DATASET EXCERPTS:
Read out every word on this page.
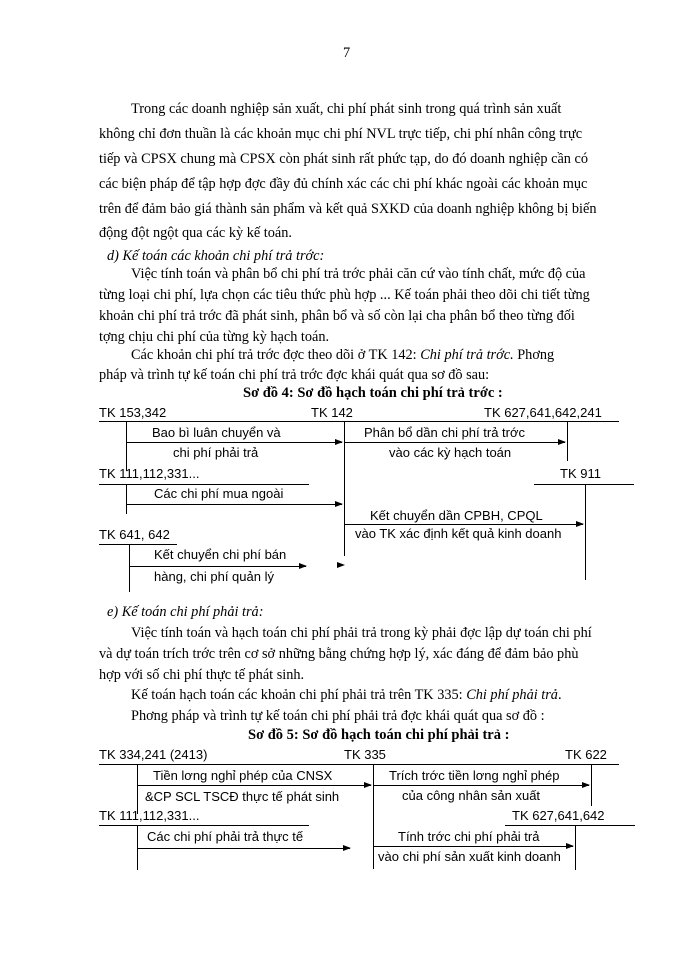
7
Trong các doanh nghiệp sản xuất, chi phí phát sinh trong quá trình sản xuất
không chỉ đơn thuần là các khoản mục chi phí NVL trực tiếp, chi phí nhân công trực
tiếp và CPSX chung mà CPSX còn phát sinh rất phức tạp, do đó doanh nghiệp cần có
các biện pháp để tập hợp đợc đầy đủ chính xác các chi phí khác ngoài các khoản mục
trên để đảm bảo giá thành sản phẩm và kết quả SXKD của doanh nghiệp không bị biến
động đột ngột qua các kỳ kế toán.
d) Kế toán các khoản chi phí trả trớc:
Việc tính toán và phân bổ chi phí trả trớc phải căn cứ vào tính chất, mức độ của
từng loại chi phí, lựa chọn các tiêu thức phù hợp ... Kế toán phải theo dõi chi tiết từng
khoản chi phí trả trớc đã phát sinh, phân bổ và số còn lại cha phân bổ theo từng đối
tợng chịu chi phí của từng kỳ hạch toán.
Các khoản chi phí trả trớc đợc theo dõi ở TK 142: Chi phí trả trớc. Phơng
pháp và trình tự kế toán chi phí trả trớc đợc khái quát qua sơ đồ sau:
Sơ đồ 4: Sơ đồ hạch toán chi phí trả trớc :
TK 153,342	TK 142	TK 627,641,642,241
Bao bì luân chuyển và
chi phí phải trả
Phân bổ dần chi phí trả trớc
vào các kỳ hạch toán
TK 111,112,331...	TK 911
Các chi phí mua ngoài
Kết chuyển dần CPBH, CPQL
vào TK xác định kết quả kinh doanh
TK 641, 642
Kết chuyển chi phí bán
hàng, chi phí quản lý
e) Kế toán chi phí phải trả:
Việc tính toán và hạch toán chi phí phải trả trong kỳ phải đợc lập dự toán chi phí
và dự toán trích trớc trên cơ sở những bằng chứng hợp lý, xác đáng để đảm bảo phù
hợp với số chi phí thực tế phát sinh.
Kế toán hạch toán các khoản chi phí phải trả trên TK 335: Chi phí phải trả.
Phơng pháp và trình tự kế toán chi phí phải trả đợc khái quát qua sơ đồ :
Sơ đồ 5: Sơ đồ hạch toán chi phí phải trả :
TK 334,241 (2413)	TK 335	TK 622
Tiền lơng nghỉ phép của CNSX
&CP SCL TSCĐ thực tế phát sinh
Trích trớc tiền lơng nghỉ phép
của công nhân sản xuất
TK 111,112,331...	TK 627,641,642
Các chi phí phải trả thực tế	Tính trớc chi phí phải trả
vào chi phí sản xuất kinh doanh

DIRECTIONS FOR THIS TASK: Pull out all lines in the data above that include "hạch".

OUTPUT FOR THIS EXERCISE:
tợng chịu chi phí của từng kỳ hạch toán.
Sơ đồ 4: Sơ đồ hạch toán chi phí trả trớc :
vào các kỳ hạch toán
Việc tính toán và hạch toán chi phí phải trả trong kỳ phải đợc lập dự toán chi phí
Kế toán hạch toán các khoản chi phí phải trả trên TK 335: Chi phí phải trả.
Sơ đồ 5: Sơ đồ hạch toán chi phí phải trả :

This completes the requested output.